» **What this task involves**
Give the data again exactly as written, skipping any pictures.

---------- Data provided ----------

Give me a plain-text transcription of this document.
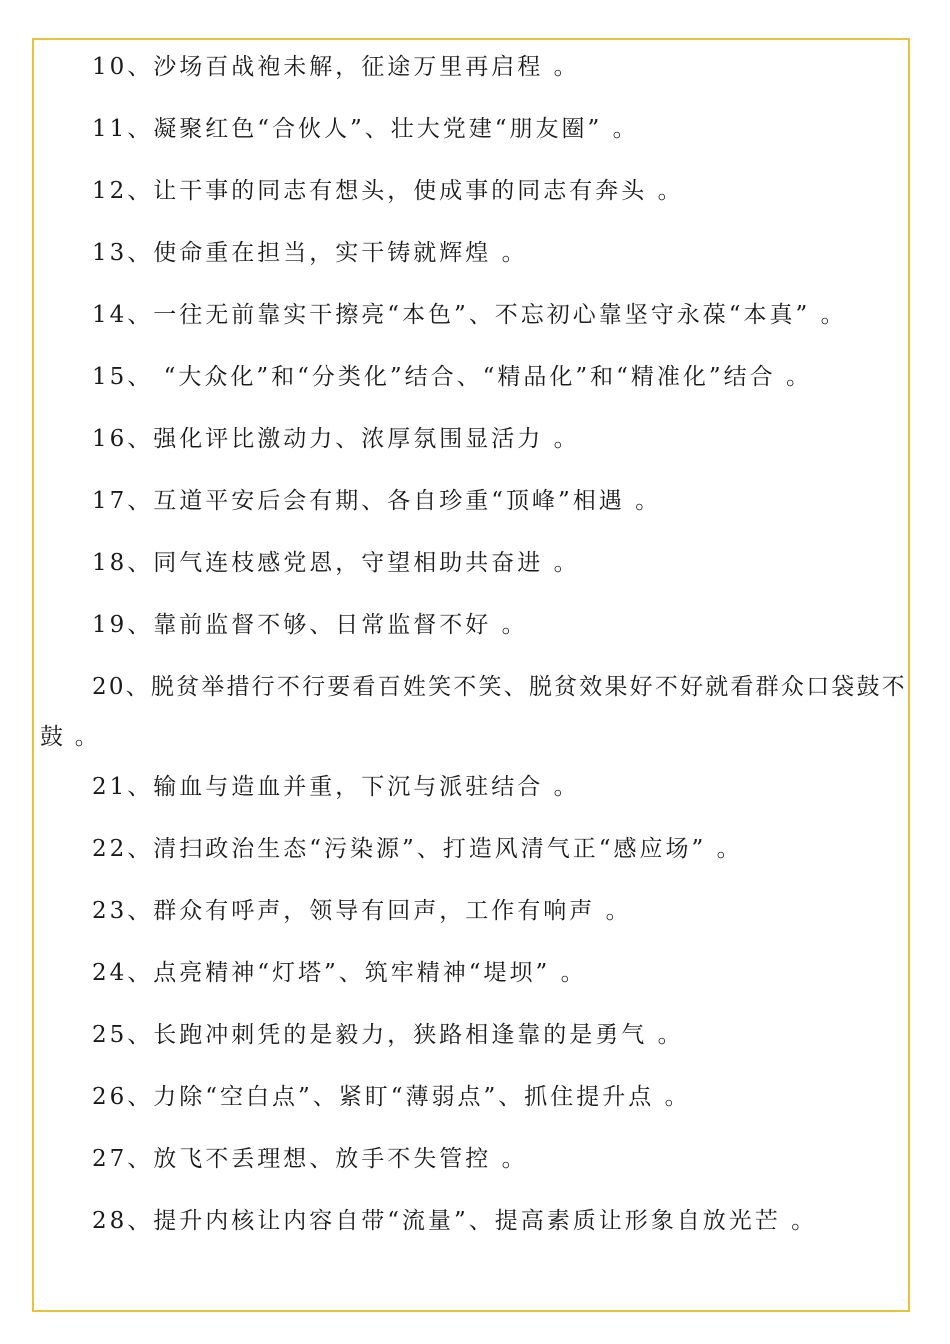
10、沙场百战袍未解，征途万里再启程 。

11、凝聚红色“合伙人”、壮大党建“朋友圈” 。

12、让干事的同志有想头，使成事的同志有奔头 。

13、使命重在担当，实干铸就辉煌 。

14、一往无前靠实干擦亮“本色”、不忘初心靠坚守永葆“本真” 。

15、 “大众化”和“分类化”结合、“精品化”和“精准化”结合 。

16、强化评比激动力、浓厚氛围显活力 。

17、互道平安后会有期、各自珍重“顶峰”相遇 。

18、同气连枝感党恩，守望相助共奋进 。

19、靠前监督不够、日常监督不好 。

20、脱贫举措行不行要看百姓笑不笑、脱贫效果好不好就看群众口袋鼓不鼓 。

21、输血与造血并重，下沉与派驻结合 。

22、清扫政治生态“污染源”、打造风清气正“感应场” 。

23、群众有呼声，领导有回声，工作有响声 。

24、点亮精神“灯塔”、筑牢精神“堤坝” 。

25、长跑冲刺凭的是毅力，狭路相逢靠的是勇气 。

26、力除“空白点”、紧盯“薄弱点”、抓住提升点 。

27、放飞不丢理想、放手不失管控 。

28、提升内核让内容自带“流量”、提高素质让形象自放光芒 。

----------

» **Exercise result**
Give me a plain-text transcription of this document.
10、沙场百战袍未解，征途万里再启程 。

11、凝聚红色“合伙人”、壮大党建“朋友圈” 。

12、让干事的同志有想头，使成事的同志有奔头 。

13、使命重在担当，实干铸就辉煌 。

14、一往无前靠实干擦亮“本色”、不忘初心靠坚守永葆“本真” 。

15、 “大众化”和“分类化”结合、“精品化”和“精准化”结合 。

16、强化评比激动力、浓厚氛围显活力 。

17、互道平安后会有期、各自珍重“顶峰”相遇 。

18、同气连枝感党恩，守望相助共奋进 。

19、靠前监督不够、日常监督不好 。

20、脱贫举措行不行要看百姓笑不笑、脱贫效果好不好就看群众口袋鼓不鼓 。

21、输血与造血并重，下沉与派驻结合 。

22、清扫政治生态“污染源”、打造风清气正“感应场” 。

23、群众有呼声，领导有回声，工作有响声 。

24、点亮精神“灯塔”、筑牢精神“堤坝” 。

25、长跑冲刺凭的是毅力，狭路相逢靠的是勇气 。

26、力除“空白点”、紧盯“薄弱点”、抓住提升点 。

27、放飞不丢理想、放手不失管控 。

28、提升内核让内容自带“流量”、提高素质让形象自放光芒 。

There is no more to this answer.